[Collected data]
□ □ □ □

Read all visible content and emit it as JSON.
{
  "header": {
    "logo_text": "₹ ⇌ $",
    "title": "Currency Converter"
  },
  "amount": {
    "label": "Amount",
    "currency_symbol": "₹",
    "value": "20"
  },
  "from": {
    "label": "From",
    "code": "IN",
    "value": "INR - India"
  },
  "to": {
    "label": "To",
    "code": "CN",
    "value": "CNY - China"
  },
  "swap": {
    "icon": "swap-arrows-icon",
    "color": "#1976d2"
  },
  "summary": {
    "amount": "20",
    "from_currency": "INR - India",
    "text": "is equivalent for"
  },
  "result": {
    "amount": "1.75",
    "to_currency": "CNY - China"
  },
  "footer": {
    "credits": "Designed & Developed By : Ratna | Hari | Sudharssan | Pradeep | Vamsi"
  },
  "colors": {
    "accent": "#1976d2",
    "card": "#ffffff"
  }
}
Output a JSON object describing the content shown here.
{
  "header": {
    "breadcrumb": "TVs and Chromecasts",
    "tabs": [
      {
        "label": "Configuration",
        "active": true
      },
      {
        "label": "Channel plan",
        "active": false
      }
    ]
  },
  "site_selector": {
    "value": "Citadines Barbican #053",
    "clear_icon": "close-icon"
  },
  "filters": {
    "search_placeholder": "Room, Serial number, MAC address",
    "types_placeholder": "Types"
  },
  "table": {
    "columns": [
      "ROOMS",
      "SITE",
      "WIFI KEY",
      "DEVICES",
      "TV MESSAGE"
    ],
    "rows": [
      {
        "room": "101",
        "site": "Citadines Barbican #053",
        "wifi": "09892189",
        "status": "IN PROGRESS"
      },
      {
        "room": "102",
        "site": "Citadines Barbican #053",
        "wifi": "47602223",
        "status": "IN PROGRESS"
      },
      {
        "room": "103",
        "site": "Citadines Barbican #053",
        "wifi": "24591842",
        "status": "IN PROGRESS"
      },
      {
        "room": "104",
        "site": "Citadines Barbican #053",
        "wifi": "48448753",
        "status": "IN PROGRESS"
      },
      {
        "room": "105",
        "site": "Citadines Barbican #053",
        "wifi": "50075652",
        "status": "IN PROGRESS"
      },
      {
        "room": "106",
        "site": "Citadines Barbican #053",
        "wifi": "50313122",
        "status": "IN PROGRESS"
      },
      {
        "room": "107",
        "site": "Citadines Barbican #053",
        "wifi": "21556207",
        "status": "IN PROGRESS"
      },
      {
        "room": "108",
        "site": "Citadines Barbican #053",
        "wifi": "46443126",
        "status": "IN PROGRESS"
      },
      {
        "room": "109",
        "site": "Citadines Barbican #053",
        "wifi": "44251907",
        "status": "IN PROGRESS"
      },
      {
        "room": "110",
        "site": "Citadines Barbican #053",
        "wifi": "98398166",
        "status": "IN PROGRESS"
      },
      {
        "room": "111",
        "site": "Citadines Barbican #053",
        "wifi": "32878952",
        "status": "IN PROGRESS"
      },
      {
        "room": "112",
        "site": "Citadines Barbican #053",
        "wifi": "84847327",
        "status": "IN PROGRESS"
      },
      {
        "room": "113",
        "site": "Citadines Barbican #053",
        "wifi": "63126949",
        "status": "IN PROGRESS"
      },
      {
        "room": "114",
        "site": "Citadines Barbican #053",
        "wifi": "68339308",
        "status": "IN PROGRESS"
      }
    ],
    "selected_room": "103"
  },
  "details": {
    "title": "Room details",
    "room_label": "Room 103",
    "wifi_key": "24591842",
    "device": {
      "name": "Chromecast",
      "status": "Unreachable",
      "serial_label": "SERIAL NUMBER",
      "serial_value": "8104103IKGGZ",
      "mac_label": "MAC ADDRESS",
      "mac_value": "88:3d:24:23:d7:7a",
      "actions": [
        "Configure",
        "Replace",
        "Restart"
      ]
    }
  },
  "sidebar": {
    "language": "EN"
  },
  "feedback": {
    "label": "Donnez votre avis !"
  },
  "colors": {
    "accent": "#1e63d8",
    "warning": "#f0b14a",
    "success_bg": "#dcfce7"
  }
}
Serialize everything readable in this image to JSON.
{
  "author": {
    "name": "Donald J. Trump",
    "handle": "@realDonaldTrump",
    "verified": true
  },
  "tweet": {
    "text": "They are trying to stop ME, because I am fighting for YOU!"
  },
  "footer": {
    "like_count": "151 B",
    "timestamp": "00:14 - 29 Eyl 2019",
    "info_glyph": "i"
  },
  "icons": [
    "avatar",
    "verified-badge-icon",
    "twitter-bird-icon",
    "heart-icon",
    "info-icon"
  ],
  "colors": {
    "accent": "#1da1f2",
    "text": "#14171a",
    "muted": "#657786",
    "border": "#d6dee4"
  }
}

□ □ □ □

== Task brief ==
Take the lines from the one containing "Serialize everything readable" to the last line of the material above and write them out exactly.

== Task solution ==
Serialize everything readable in this image to JSON.
{
  "author": {
    "name": "Donald J. Trump",
    "handle": "@realDonaldTrump",
    "verified": true
  },
  "tweet": {
    "text": "They are trying to stop ME, because I am fighting for YOU!"
  },
  "footer": {
    "like_count": "151 B",
    "timestamp": "00:14 - 29 Eyl 2019",
    "info_glyph": "i"
  },
  "icons": [
    "avatar",
    "verified-badge-icon",
    "twitter-bird-icon",
    "heart-icon",
    "info-icon"
  ],
  "colors": {
    "accent": "#1da1f2",
    "text": "#14171a",
    "muted": "#657786",
    "border": "#d6dee4"
  }
}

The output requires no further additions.